**Prompt 1**
From the comic review, quote the stretch from "And, I know" through "like writing anymore." word for word.
**Prompt 2**
Decide whether each statement agrees with the comic review, answering yes or no and quoting the words that settle it: (a) Friendly Neighborhood Spider-Man #8 receives a grade of B-. (b) The reviewer disliked Infinite Crisis 7. (c) The eyes of the new Spider-Man suit are described as blank and golden.

**Text segment**
————————

And, I know every time I come upon an Iron-Spidey sighting I bitch about it (I'm not even buying Amazing until they dump that shit); but it's a giant artistic handicap:Artists from Ditko on have managed to turn a faceless character into one of comic's most expressive. But the blank golden eyes of the new suit betray no emotion (especially in an issue where he has been reunited with the man he loved most in his life).
Anyway, we're promised some craziness and great art next issue, so in the meantime this issue did give us Spider-Man with a lightsaber:Which is really more than enough.
FRIENDLY NEIGHBORHOOD SPIDER-MAN #8: B-
INFINITE CRISIS #7
Holy Double-Page Splash, Batman!
Yes, the two-page spread, when you just don't feel like writing anymore.
I liked Infinite Crisis 7, it did what it had to do. It was exciting, it wrapped up the main story, it even kept the door open for a sequel(!). But a lot of it felt like a Michael Bay film: jumbled and disorienting. Confusing composition and action with little time for story or character. Where to look? What's going on? Is this person dead or...no wait, there he is...but...
Infinite Crisis should have been subtitled 'Superman Grows a Pair', because finally he does so in the conclusion, beating raging teenager Superboy-Prime senseless ("You won't let me be Superman, so I'm gonna blow up the whole universe! Nyah-nyah! That'll show you!").I love that self-destructive race to the center of the Universe with Superboy and all the flying members of the DCU.

————————

**Record excerpts**
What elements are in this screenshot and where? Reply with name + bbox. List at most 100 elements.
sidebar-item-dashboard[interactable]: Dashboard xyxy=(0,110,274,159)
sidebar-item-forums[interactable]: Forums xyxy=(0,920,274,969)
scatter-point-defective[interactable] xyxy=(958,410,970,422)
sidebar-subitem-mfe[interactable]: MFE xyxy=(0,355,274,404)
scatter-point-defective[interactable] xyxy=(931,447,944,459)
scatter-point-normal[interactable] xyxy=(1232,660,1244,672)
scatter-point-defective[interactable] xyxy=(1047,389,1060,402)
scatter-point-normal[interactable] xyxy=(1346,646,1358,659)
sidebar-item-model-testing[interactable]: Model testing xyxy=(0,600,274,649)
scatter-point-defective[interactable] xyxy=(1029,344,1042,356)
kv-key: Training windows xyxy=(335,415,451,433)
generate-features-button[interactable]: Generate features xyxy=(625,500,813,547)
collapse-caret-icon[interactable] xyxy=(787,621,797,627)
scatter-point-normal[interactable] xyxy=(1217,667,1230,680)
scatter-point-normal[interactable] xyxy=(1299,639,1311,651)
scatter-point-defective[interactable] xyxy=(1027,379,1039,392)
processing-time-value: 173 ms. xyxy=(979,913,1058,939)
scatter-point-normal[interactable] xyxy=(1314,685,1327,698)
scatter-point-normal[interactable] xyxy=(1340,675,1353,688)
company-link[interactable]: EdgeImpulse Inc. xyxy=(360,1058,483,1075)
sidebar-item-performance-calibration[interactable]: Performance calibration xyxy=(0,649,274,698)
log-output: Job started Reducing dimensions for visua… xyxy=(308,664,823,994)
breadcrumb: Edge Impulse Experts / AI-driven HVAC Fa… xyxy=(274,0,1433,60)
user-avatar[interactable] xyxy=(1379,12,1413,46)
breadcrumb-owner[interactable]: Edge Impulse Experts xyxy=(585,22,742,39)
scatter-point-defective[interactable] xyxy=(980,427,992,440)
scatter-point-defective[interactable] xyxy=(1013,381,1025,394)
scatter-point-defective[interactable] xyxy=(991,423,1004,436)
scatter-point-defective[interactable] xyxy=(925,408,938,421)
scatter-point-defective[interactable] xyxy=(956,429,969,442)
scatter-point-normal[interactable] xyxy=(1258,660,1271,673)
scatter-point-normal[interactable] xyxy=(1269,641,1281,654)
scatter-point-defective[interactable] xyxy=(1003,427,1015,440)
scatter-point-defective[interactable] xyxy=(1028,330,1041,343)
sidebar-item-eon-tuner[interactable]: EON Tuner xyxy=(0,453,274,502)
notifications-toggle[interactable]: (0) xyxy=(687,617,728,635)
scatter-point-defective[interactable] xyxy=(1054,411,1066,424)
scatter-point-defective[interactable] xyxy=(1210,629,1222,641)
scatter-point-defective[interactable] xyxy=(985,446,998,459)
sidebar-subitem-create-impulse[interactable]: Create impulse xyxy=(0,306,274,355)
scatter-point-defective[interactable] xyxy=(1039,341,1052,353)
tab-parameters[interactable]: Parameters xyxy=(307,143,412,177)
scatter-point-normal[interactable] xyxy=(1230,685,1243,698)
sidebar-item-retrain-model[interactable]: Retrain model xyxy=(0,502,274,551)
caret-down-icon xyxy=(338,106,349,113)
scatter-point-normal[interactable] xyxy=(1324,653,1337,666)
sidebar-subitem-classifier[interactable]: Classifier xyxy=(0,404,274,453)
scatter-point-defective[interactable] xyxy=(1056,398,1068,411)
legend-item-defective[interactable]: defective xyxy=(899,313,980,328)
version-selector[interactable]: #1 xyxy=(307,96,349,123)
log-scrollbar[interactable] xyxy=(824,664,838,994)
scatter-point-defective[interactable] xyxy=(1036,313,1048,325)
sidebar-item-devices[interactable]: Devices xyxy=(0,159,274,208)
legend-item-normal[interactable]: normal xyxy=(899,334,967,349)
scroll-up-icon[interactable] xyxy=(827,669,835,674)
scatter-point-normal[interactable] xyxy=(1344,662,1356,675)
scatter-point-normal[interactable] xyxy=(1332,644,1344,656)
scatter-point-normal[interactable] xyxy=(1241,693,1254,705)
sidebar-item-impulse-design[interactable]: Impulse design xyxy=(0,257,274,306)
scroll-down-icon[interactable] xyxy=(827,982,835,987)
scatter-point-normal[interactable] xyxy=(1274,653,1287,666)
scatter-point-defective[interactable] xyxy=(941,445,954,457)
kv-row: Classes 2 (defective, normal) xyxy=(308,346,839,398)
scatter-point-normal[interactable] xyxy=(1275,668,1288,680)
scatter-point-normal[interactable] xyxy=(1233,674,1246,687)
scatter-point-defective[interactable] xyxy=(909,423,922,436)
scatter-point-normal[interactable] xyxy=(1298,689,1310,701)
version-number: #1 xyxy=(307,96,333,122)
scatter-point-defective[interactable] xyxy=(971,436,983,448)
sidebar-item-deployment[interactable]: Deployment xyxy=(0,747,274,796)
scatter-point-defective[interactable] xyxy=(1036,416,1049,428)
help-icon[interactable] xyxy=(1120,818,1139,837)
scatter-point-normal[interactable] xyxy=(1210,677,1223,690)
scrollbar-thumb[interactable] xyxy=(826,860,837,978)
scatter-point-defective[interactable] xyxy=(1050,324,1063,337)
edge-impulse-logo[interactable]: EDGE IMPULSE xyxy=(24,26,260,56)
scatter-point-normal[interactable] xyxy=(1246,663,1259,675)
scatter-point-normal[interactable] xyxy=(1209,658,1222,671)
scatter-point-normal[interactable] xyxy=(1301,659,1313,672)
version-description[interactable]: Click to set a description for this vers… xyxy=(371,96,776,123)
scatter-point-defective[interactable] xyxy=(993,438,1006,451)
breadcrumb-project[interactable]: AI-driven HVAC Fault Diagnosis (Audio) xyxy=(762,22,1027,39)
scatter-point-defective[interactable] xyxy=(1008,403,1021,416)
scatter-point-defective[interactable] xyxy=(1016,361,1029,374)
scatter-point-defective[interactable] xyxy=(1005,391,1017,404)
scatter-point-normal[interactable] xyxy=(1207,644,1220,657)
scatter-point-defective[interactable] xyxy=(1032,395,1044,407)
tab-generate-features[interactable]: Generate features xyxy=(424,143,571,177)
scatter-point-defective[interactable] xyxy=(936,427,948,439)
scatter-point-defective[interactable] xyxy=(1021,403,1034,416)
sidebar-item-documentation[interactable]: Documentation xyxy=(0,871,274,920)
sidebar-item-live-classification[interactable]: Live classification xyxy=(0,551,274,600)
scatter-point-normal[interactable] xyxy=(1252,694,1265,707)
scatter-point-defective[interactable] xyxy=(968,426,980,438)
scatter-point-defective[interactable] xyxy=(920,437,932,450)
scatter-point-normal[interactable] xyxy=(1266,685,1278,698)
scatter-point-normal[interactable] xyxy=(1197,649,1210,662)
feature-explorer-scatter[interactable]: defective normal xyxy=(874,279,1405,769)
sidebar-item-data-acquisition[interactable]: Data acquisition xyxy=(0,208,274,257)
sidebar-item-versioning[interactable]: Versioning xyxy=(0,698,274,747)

————————

**Answer 1**
And, I know every time I come upon an Iron-Spidey sighting I bitch about it (I'm not even buying Amazing until they dump that shit); but it's a giant artistic handicap:Artists from Ditko on have managed to turn a faceless character into one of comic's most expressive. But the blank golden eyes of the new suit betray no emotion (especially in an issue where he has been reunited with the man he loved most in his life).
Anyway, we're promised some craziness and great art next issue, so in the meantime this issue did give us Spider-Man with a lightsaber:Which is really more than enough.
FRIENDLY NEIGHBORHOOD SPIDER-MAN #8: B-
INFINITE CRISIS #7
Holy Double-Page Splash, Batman!
Yes, the two-page spread, when you just don't feel like writing anymore.

**Answer 2**
(a) Yes: "FRIENDLY NEIGHBORHOOD SPIDER-MAN #8: B-"
(b) No: "I liked Infinite Crisis 7, it did what it had to do."
(c) Yes: "the blank golden eyes of the new suit betray no emotion"